> _SOURCE DATA_

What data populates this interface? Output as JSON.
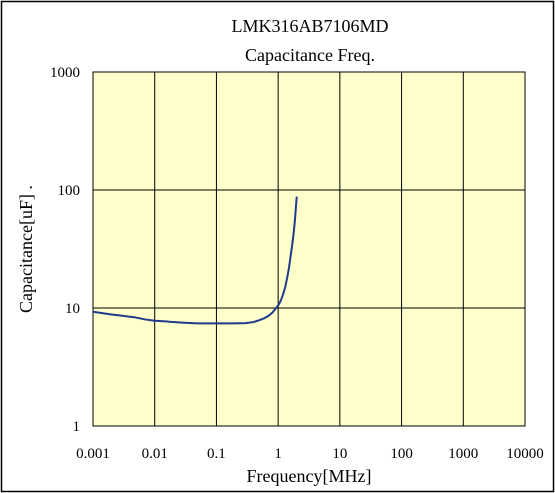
{
  "chart_data": {
    "type": "line",
    "title": "LMK316AB7106MD",
    "subtitle": "Capacitance Freq.",
    "xlabel": "Frequency[MHz]",
    "ylabel": "Capacitance[uF] .",
    "xscale": "log",
    "yscale": "log",
    "xlim": [
      0.001,
      10000
    ],
    "ylim": [
      1,
      1000
    ],
    "x_ticks": [
      {
        "value": 0.001,
        "label": "0.001"
      },
      {
        "value": 0.01,
        "label": "0.01"
      },
      {
        "value": 0.1,
        "label": "0.1"
      },
      {
        "value": 1,
        "label": "1"
      },
      {
        "value": 10,
        "label": "10"
      },
      {
        "value": 100,
        "label": "100"
      },
      {
        "value": 1000,
        "label": "1000"
      },
      {
        "value": 10000,
        "label": "10000"
      }
    ],
    "y_ticks": [
      {
        "value": 1,
        "label": "1"
      },
      {
        "value": 10,
        "label": "10"
      },
      {
        "value": 100,
        "label": "100"
      },
      {
        "value": 1000,
        "label": "1000"
      }
    ],
    "grid": true,
    "legend": "none",
    "colors": {
      "plot_background": "#ffffcc",
      "line": "#1f3a8c",
      "grid": "#000000"
    },
    "series": [
      {
        "x": [
          0.001,
          0.0015,
          0.002,
          0.003,
          0.005,
          0.007,
          0.01,
          0.015,
          0.02,
          0.03,
          0.05,
          0.1,
          0.2,
          0.3,
          0.4,
          0.5,
          0.6,
          0.7,
          0.8,
          0.9,
          1.0,
          1.1,
          1.2,
          1.3,
          1.4,
          1.5,
          1.6,
          1.7,
          1.8,
          1.85,
          1.9,
          1.95,
          2.0
        ],
        "y": [
          9.3,
          9.0,
          8.8,
          8.6,
          8.3,
          8.0,
          7.8,
          7.7,
          7.6,
          7.5,
          7.4,
          7.4,
          7.4,
          7.45,
          7.6,
          7.9,
          8.2,
          8.6,
          9.1,
          9.8,
          10.5,
          11.5,
          13.0,
          15.0,
          18.0,
          22.0,
          28.0,
          35.0,
          45.0,
          52.0,
          62.0,
          74.0,
          88.0
        ]
      }
    ]
  }
}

> _WHAT THE TASK REQUIRES_
Transcribe every entry word for word, but skip the pictures.

> _THE SOLUTION_
What data populates this interface? Output as JSON.
{
  "chart_data": {
    "type": "line",
    "title": "LMK316AB7106MD",
    "subtitle": "Capacitance Freq.",
    "xlabel": "Frequency[MHz]",
    "ylabel": "Capacitance[uF] .",
    "xscale": "log",
    "yscale": "log",
    "xlim": [
      0.001,
      10000
    ],
    "ylim": [
      1,
      1000
    ],
    "x_ticks": [
      {
        "value": 0.001,
        "label": "0.001"
      },
      {
        "value": 0.01,
        "label": "0.01"
      },
      {
        "value": 0.1,
        "label": "0.1"
      },
      {
        "value": 1,
        "label": "1"
      },
      {
        "value": 10,
        "label": "10"
      },
      {
        "value": 100,
        "label": "100"
      },
      {
        "value": 1000,
        "label": "1000"
      },
      {
        "value": 10000,
        "label": "10000"
      }
    ],
    "y_ticks": [
      {
        "value": 1,
        "label": "1"
      },
      {
        "value": 10,
        "label": "10"
      },
      {
        "value": 100,
        "label": "100"
      },
      {
        "value": 1000,
        "label": "1000"
      }
    ],
    "grid": true,
    "legend": "none",
    "colors": {
      "plot_background": "#ffffcc",
      "line": "#1f3a8c",
      "grid": "#000000"
    },
    "series": [
      {
        "x": [
          0.001,
          0.0015,
          0.002,
          0.003,
          0.005,
          0.007,
          0.01,
          0.015,
          0.02,
          0.03,
          0.05,
          0.1,
          0.2,
          0.3,
          0.4,
          0.5,
          0.6,
          0.7,
          0.8,
          0.9,
          1.0,
          1.1,
          1.2,
          1.3,
          1.4,
          1.5,
          1.6,
          1.7,
          1.8,
          1.85,
          1.9,
          1.95,
          2.0
        ],
        "y": [
          9.3,
          9.0,
          8.8,
          8.6,
          8.3,
          8.0,
          7.8,
          7.7,
          7.6,
          7.5,
          7.4,
          7.4,
          7.4,
          7.45,
          7.6,
          7.9,
          8.2,
          8.6,
          9.1,
          9.8,
          10.5,
          11.5,
          13.0,
          15.0,
          18.0,
          22.0,
          28.0,
          35.0,
          45.0,
          52.0,
          62.0,
          74.0,
          88.0
        ]
      }
    ]
  }
}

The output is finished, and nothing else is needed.